◆ **Task description**
Give back the entire listing verbatim.

◆ **Exercise data**
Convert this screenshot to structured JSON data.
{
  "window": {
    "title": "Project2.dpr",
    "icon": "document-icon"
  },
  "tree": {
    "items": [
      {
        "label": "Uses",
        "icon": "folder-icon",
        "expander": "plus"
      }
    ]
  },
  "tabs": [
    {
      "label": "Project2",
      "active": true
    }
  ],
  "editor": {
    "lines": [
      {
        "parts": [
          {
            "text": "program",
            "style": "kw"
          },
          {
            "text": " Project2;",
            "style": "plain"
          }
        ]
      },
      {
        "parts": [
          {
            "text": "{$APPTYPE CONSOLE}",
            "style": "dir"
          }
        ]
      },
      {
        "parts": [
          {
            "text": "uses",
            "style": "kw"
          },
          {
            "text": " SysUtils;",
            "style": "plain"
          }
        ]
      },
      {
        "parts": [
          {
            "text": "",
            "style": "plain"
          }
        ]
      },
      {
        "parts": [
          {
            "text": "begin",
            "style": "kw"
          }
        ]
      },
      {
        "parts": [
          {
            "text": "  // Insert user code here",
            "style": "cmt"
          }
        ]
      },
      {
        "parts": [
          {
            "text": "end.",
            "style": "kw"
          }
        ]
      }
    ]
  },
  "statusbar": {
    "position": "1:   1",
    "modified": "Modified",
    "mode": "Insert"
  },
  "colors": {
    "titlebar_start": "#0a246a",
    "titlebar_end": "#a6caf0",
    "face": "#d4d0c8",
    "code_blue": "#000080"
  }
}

◆ **The response**
Convert this screenshot to structured JSON data.
{
  "window": {
    "title": "Project2.dpr",
    "icon": "document-icon"
  },
  "tree": {
    "items": [
      {
        "label": "Uses",
        "icon": "folder-icon",
        "expander": "plus"
      }
    ]
  },
  "tabs": [
    {
      "label": "Project2",
      "active": true
    }
  ],
  "editor": {
    "lines": [
      {
        "parts": [
          {
            "text": "program",
            "style": "kw"
          },
          {
            "text": " Project2;",
            "style": "plain"
          }
        ]
      },
      {
        "parts": [
          {
            "text": "{$APPTYPE CONSOLE}",
            "style": "dir"
          }
        ]
      },
      {
        "parts": [
          {
            "text": "uses",
            "style": "kw"
          },
          {
            "text": " SysUtils;",
            "style": "plain"
          }
        ]
      },
      {
        "parts": [
          {
            "text": "",
            "style": "plain"
          }
        ]
      },
      {
        "parts": [
          {
            "text": "begin",
            "style": "kw"
          }
        ]
      },
      {
        "parts": [
          {
            "text": "  // Insert user code here",
            "style": "cmt"
          }
        ]
      },
      {
        "parts": [
          {
            "text": "end.",
            "style": "kw"
          }
        ]
      }
    ]
  },
  "statusbar": {
    "position": "1:   1",
    "modified": "Modified",
    "mode": "Insert"
  },
  "colors": {
    "titlebar_start": "#0a246a",
    "titlebar_end": "#a6caf0",
    "face": "#d4d0c8",
    "code_blue": "#000080"
  }
}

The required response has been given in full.